• _Exercise material_:
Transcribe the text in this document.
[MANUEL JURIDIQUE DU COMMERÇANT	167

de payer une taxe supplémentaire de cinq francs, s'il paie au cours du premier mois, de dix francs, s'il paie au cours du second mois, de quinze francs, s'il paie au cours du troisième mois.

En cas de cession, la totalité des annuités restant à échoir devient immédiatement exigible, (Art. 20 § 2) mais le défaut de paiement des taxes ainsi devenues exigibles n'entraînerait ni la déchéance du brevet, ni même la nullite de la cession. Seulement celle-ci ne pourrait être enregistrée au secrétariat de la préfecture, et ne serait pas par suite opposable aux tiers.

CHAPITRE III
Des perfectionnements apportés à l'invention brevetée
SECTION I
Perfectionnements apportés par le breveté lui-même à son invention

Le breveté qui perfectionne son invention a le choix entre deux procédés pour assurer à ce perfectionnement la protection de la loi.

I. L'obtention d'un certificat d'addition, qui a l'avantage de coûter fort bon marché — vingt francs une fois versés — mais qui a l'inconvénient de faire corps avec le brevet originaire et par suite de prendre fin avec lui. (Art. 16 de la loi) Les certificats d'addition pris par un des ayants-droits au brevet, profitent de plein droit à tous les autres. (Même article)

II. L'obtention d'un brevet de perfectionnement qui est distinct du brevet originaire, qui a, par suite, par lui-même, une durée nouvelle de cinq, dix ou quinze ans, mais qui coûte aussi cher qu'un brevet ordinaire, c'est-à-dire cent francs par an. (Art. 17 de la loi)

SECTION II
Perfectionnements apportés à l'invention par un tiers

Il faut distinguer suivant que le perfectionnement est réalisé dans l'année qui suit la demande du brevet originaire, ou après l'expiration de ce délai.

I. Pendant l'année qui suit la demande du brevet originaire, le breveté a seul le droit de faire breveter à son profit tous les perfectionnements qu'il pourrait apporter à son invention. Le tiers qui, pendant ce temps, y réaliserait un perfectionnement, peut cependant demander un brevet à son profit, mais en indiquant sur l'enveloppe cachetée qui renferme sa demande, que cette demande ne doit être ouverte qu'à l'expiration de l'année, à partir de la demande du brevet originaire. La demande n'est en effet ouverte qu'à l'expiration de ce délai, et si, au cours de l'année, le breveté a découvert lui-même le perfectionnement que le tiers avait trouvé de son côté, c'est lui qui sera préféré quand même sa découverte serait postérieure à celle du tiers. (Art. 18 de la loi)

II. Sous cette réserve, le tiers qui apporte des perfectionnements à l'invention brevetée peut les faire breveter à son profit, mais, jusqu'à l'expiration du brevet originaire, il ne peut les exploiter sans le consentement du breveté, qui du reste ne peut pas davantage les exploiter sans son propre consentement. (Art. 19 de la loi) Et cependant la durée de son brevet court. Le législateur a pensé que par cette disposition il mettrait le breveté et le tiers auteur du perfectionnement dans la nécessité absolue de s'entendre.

• _Stated task_:
Restate the data above exactly, keeping each word as it stands.

• _Response to this task_:
Transcribe the text in this document.
[MANUEL JURIDIQUE DU COMMERÇANT	167

de payer une taxe supplémentaire de cinq francs, s'il paie au cours du premier mois, de dix francs, s'il paie au cours du second mois, de quinze francs, s'il paie au cours du troisième mois.

En cas de cession, la totalité des annuités restant à échoir devient immédiatement exigible, (Art. 20 § 2) mais le défaut de paiement des taxes ainsi devenues exigibles n'entraînerait ni la déchéance du brevet, ni même la nullite de la cession. Seulement celle-ci ne pourrait être enregistrée au secrétariat de la préfecture, et ne serait pas par suite opposable aux tiers.

CHAPITRE III
Des perfectionnements apportés à l'invention brevetée
SECTION I
Perfectionnements apportés par le breveté lui-même à son invention

Le breveté qui perfectionne son invention a le choix entre deux procédés pour assurer à ce perfectionnement la protection de la loi.

I. L'obtention d'un certificat d'addition, qui a l'avantage de coûter fort bon marché — vingt francs une fois versés — mais qui a l'inconvénient de faire corps avec le brevet originaire et par suite de prendre fin avec lui. (Art. 16 de la loi) Les certificats d'addition pris par un des ayants-droits au brevet, profitent de plein droit à tous les autres. (Même article)

II. L'obtention d'un brevet de perfectionnement qui est distinct du brevet originaire, qui a, par suite, par lui-même, une durée nouvelle de cinq, dix ou quinze ans, mais qui coûte aussi cher qu'un brevet ordinaire, c'est-à-dire cent francs par an. (Art. 17 de la loi)

SECTION II
Perfectionnements apportés à l'invention par un tiers

Il faut distinguer suivant que le perfectionnement est réalisé dans l'année qui suit la demande du brevet originaire, ou après l'expiration de ce délai.

I. Pendant l'année qui suit la demande du brevet originaire, le breveté a seul le droit de faire breveter à son profit tous les perfectionnements qu'il pourrait apporter à son invention. Le tiers qui, pendant ce temps, y réaliserait un perfectionnement, peut cependant demander un brevet à son profit, mais en indiquant sur l'enveloppe cachetée qui renferme sa demande, que cette demande ne doit être ouverte qu'à l'expiration de l'année, à partir de la demande du brevet originaire. La demande n'est en effet ouverte qu'à l'expiration de ce délai, et si, au cours de l'année, le breveté a découvert lui-même le perfectionnement que le tiers avait trouvé de son côté, c'est lui qui sera préféré quand même sa découverte serait postérieure à celle du tiers. (Art. 18 de la loi)

II. Sous cette réserve, le tiers qui apporte des perfectionnements à l'invention brevetée peut les faire breveter à son profit, mais, jusqu'à l'expiration du brevet originaire, il ne peut les exploiter sans le consentement du breveté, qui du reste ne peut pas davantage les exploiter sans son propre consentement. (Art. 19 de la loi) Et cependant la durée de son brevet court. Le législateur a pensé que par cette disposition il mettrait le breveté et le tiers auteur du perfectionnement dans la nécessité absolue de s'entendre.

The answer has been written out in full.